### Challenge
Give the listing again exactly, omitting its images.

### Recorded data
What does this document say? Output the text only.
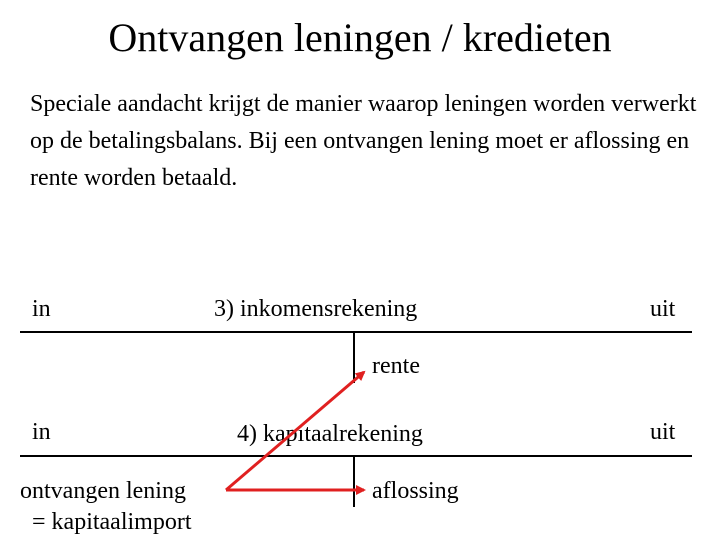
Ontvangen leningen / kredieten
Speciale aandacht krijgt de manier waarop leningen worden verwerkt op de betalingsbalans. Bij een ontvangen lening moet er aflossing en rente worden betaald.
in	3) inkomensrekening	uit
rente
in	4) kapitaalrekening	uit
ontvangen lening
= kapitaalimport
aflossing
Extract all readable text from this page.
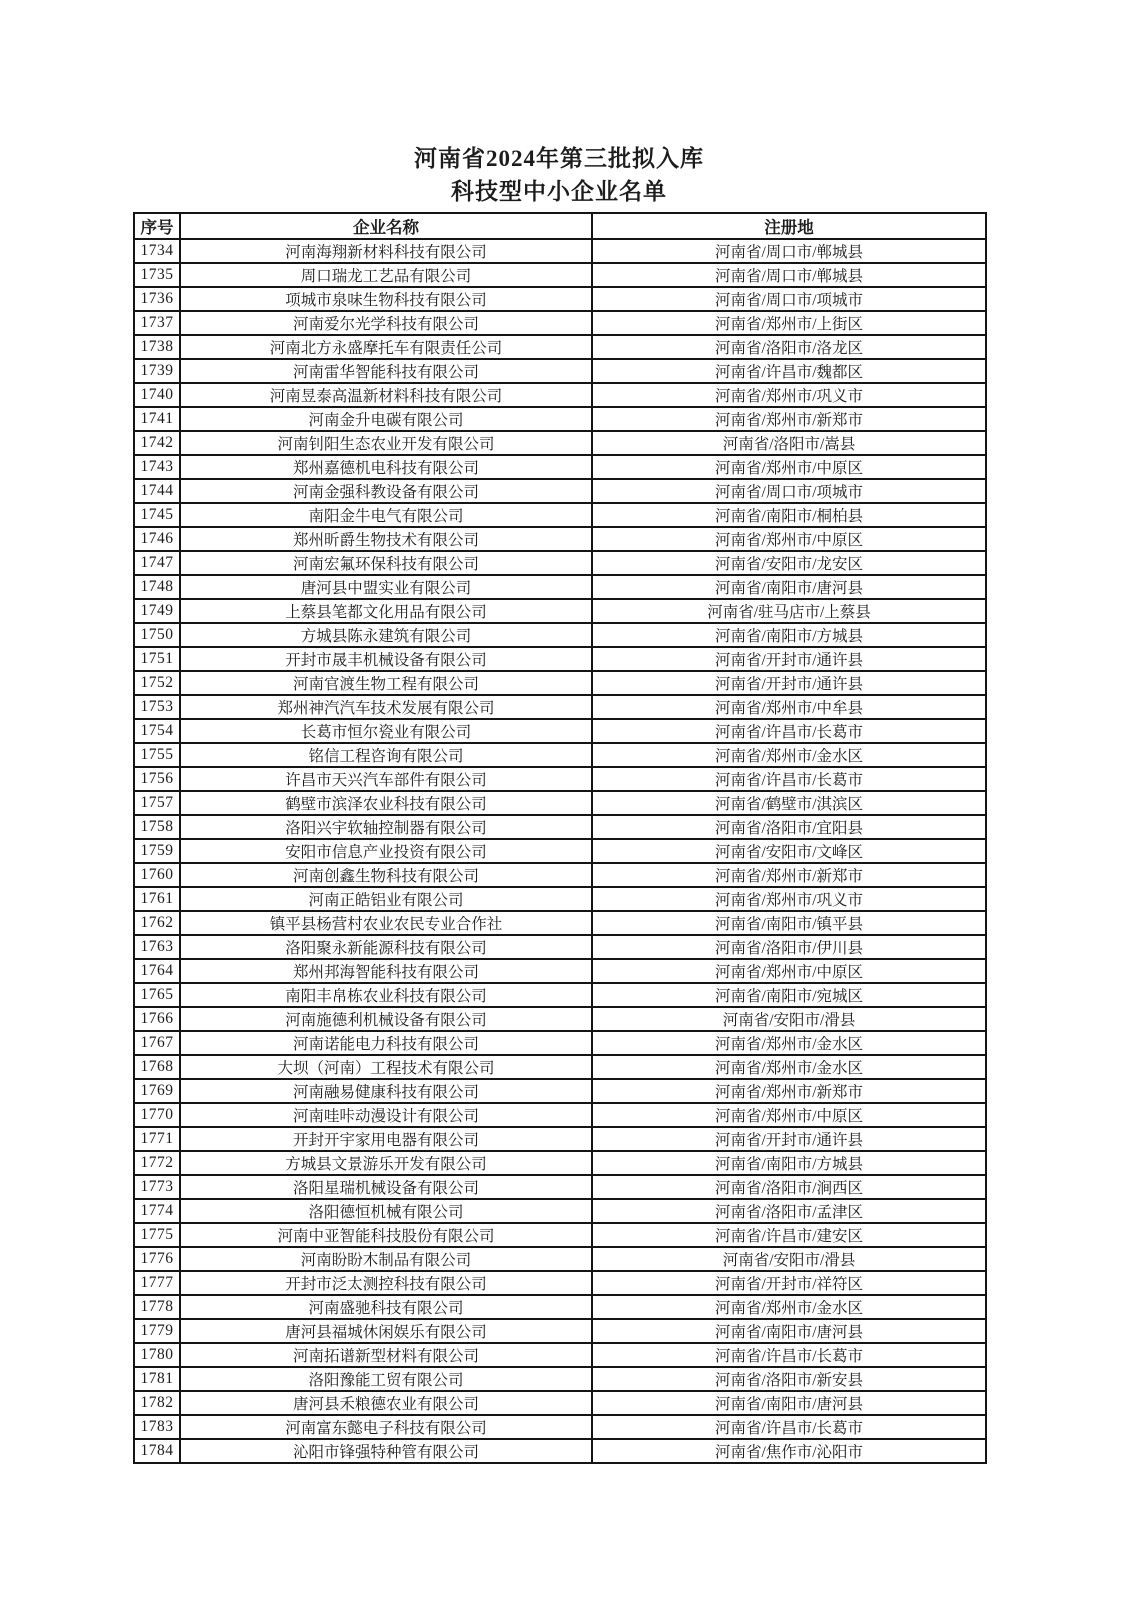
河南省2024年第三批拟入库
科技型中小企业名单
序号	企业名称	注册地
1734	河南海翔新材料科技有限公司	河南省/周口市/郸城县
1735	周口瑞龙工艺品有限公司	河南省/周口市/郸城县
1736	项城市泉味生物科技有限公司	河南省/周口市/项城市
1737	河南爱尔光学科技有限公司	河南省/郑州市/上街区
1738	河南北方永盛摩托车有限责任公司	河南省/洛阳市/洛龙区
1739	河南雷华智能科技有限公司	河南省/许昌市/魏都区
1740	河南昱泰高温新材料科技有限公司	河南省/郑州市/巩义市
1741	河南金升电碳有限公司	河南省/郑州市/新郑市
1742	河南钊阳生态农业开发有限公司	河南省/洛阳市/嵩县
1743	郑州嘉德机电科技有限公司	河南省/郑州市/中原区
1744	河南金强科教设备有限公司	河南省/周口市/项城市
1745	南阳金牛电气有限公司	河南省/南阳市/桐柏县
1746	郑州昕爵生物技术有限公司	河南省/郑州市/中原区
1747	河南宏氟环保科技有限公司	河南省/安阳市/龙安区
1748	唐河县中盟实业有限公司	河南省/南阳市/唐河县
1749	上蔡县笔都文化用品有限公司	河南省/驻马店市/上蔡县
1750	方城县陈永建筑有限公司	河南省/南阳市/方城县
1751	开封市晟丰机械设备有限公司	河南省/开封市/通许县
1752	河南官渡生物工程有限公司	河南省/开封市/通许县
1753	郑州神汽汽车技术发展有限公司	河南省/郑州市/中牟县
1754	长葛市恒尔瓷业有限公司	河南省/许昌市/长葛市
1755	铭信工程咨询有限公司	河南省/郑州市/金水区
1756	许昌市天兴汽车部件有限公司	河南省/许昌市/长葛市
1757	鹤壁市滨泽农业科技有限公司	河南省/鹤壁市/淇滨区
1758	洛阳兴宇软轴控制器有限公司	河南省/洛阳市/宜阳县
1759	安阳市信息产业投资有限公司	河南省/安阳市/文峰区
1760	河南创鑫生物科技有限公司	河南省/郑州市/新郑市
1761	河南正皓铝业有限公司	河南省/郑州市/巩义市
1762	镇平县杨营村农业农民专业合作社	河南省/南阳市/镇平县
1763	洛阳聚永新能源科技有限公司	河南省/洛阳市/伊川县
1764	郑州邦海智能科技有限公司	河南省/郑州市/中原区
1765	南阳丰帛栋农业科技有限公司	河南省/南阳市/宛城区
1766	河南施德利机械设备有限公司	河南省/安阳市/滑县
1767	河南诺能电力科技有限公司	河南省/郑州市/金水区
1768	大坝（河南）工程技术有限公司	河南省/郑州市/金水区
1769	河南融易健康科技有限公司	河南省/郑州市/新郑市
1770	河南哇咔动漫设计有限公司	河南省/郑州市/中原区
1771	开封开宇家用电器有限公司	河南省/开封市/通许县
1772	方城县文景游乐开发有限公司	河南省/南阳市/方城县
1773	洛阳星瑞机械设备有限公司	河南省/洛阳市/涧西区
1774	洛阳德恒机械有限公司	河南省/洛阳市/孟津区
1775	河南中亚智能科技股份有限公司	河南省/许昌市/建安区
1776	河南盼盼木制品有限公司	河南省/安阳市/滑县
1777	开封市泛太测控科技有限公司	河南省/开封市/祥符区
1778	河南盛驰科技有限公司	河南省/郑州市/金水区
1779	唐河县福城休闲娱乐有限公司	河南省/南阳市/唐河县
1780	河南拓谱新型材料有限公司	河南省/许昌市/长葛市
1781	洛阳豫能工贸有限公司	河南省/洛阳市/新安县
1782	唐河县禾粮德农业有限公司	河南省/南阳市/唐河县
1783	河南富东懿电子科技有限公司	河南省/许昌市/长葛市
1784	沁阳市锋强特种管有限公司	河南省/焦作市/沁阳市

### Complete response
What does this document say? Output the text only.
Ontvangen leningen / kredieten
Speciale aandacht krijgt de manier waarop leningen worden verwerkt op de betalingsbalans. Bij een ontvangen lening moet er aflossing en rente worden betaald.
in	3) inkomensrekening	uit
rente
in	4) kapitaalrekening	uit
ontvangen lening
= kapitaalimport
aflossing
Extract all readable text from this page.
河南省2024年第三批拟入库
科技型中小企业名单
序号	企业名称	注册地
1734	河南海翔新材料科技有限公司	河南省/周口市/郸城县
1735	周口瑞龙工艺品有限公司	河南省/周口市/郸城县
1736	项城市泉味生物科技有限公司	河南省/周口市/项城市
1737	河南爱尔光学科技有限公司	河南省/郑州市/上街区
1738	河南北方永盛摩托车有限责任公司	河南省/洛阳市/洛龙区
1739	河南雷华智能科技有限公司	河南省/许昌市/魏都区
1740	河南昱泰高温新材料科技有限公司	河南省/郑州市/巩义市
1741	河南金升电碳有限公司	河南省/郑州市/新郑市
1742	河南钊阳生态农业开发有限公司	河南省/洛阳市/嵩县
1743	郑州嘉德机电科技有限公司	河南省/郑州市/中原区
1744	河南金强科教设备有限公司	河南省/周口市/项城市
1745	南阳金牛电气有限公司	河南省/南阳市/桐柏县
1746	郑州昕爵生物技术有限公司	河南省/郑州市/中原区
1747	河南宏氟环保科技有限公司	河南省/安阳市/龙安区
1748	唐河县中盟实业有限公司	河南省/南阳市/唐河县
1749	上蔡县笔都文化用品有限公司	河南省/驻马店市/上蔡县
1750	方城县陈永建筑有限公司	河南省/南阳市/方城县
1751	开封市晟丰机械设备有限公司	河南省/开封市/通许县
1752	河南官渡生物工程有限公司	河南省/开封市/通许县
1753	郑州神汽汽车技术发展有限公司	河南省/郑州市/中牟县
1754	长葛市恒尔瓷业有限公司	河南省/许昌市/长葛市
1755	铭信工程咨询有限公司	河南省/郑州市/金水区
1756	许昌市天兴汽车部件有限公司	河南省/许昌市/长葛市
1757	鹤壁市滨泽农业科技有限公司	河南省/鹤壁市/淇滨区
1758	洛阳兴宇软轴控制器有限公司	河南省/洛阳市/宜阳县
1759	安阳市信息产业投资有限公司	河南省/安阳市/文峰区
1760	河南创鑫生物科技有限公司	河南省/郑州市/新郑市
1761	河南正皓铝业有限公司	河南省/郑州市/巩义市
1762	镇平县杨营村农业农民专业合作社	河南省/南阳市/镇平县
1763	洛阳聚永新能源科技有限公司	河南省/洛阳市/伊川县
1764	郑州邦海智能科技有限公司	河南省/郑州市/中原区
1765	南阳丰帛栋农业科技有限公司	河南省/南阳市/宛城区
1766	河南施德利机械设备有限公司	河南省/安阳市/滑县
1767	河南诺能电力科技有限公司	河南省/郑州市/金水区
1768	大坝（河南）工程技术有限公司	河南省/郑州市/金水区
1769	河南融易健康科技有限公司	河南省/郑州市/新郑市
1770	河南哇咔动漫设计有限公司	河南省/郑州市/中原区
1771	开封开宇家用电器有限公司	河南省/开封市/通许县
1772	方城县文景游乐开发有限公司	河南省/南阳市/方城县
1773	洛阳星瑞机械设备有限公司	河南省/洛阳市/涧西区
1774	洛阳德恒机械有限公司	河南省/洛阳市/孟津区
1775	河南中亚智能科技股份有限公司	河南省/许昌市/建安区
1776	河南盼盼木制品有限公司	河南省/安阳市/滑县
1777	开封市泛太测控科技有限公司	河南省/开封市/祥符区
1778	河南盛驰科技有限公司	河南省/郑州市/金水区
1779	唐河县福城休闲娱乐有限公司	河南省/南阳市/唐河县
1780	河南拓谱新型材料有限公司	河南省/许昌市/长葛市
1781	洛阳豫能工贸有限公司	河南省/洛阳市/新安县
1782	唐河县禾粮德农业有限公司	河南省/南阳市/唐河县
1783	河南富东懿电子科技有限公司	河南省/许昌市/长葛市
1784	沁阳市锋强特种管有限公司	河南省/焦作市/沁阳市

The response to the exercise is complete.